**PROBLEM STATEMENT**
Every entry here needs to be repeated exactly.

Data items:
↓

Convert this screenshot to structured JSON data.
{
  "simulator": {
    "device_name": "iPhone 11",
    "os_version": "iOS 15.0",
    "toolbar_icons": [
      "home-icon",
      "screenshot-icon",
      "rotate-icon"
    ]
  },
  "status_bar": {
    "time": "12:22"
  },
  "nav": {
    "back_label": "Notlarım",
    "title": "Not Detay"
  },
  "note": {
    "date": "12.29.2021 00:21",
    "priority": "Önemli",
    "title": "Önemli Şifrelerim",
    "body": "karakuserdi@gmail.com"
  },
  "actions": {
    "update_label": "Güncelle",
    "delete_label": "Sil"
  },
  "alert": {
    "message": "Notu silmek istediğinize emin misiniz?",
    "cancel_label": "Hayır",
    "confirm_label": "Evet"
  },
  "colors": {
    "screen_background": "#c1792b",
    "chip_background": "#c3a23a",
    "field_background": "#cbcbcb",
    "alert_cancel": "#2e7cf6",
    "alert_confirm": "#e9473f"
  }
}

↑

**RESPONSE TO THIS TASK**
Convert this screenshot to structured JSON data.
{
  "simulator": {
    "device_name": "iPhone 11",
    "os_version": "iOS 15.0",
    "toolbar_icons": [
      "home-icon",
      "screenshot-icon",
      "rotate-icon"
    ]
  },
  "status_bar": {
    "time": "12:22"
  },
  "nav": {
    "back_label": "Notlarım",
    "title": "Not Detay"
  },
  "note": {
    "date": "12.29.2021 00:21",
    "priority": "Önemli",
    "title": "Önemli Şifrelerim",
    "body": "karakuserdi@gmail.com"
  },
  "actions": {
    "update_label": "Güncelle",
    "delete_label": "Sil"
  },
  "alert": {
    "message": "Notu silmek istediğinize emin misiniz?",
    "cancel_label": "Hayır",
    "confirm_label": "Evet"
  },
  "colors": {
    "screen_background": "#c1792b",
    "chip_background": "#c3a23a",
    "field_background": "#cbcbcb",
    "alert_cancel": "#2e7cf6",
    "alert_confirm": "#e9473f"
  }
}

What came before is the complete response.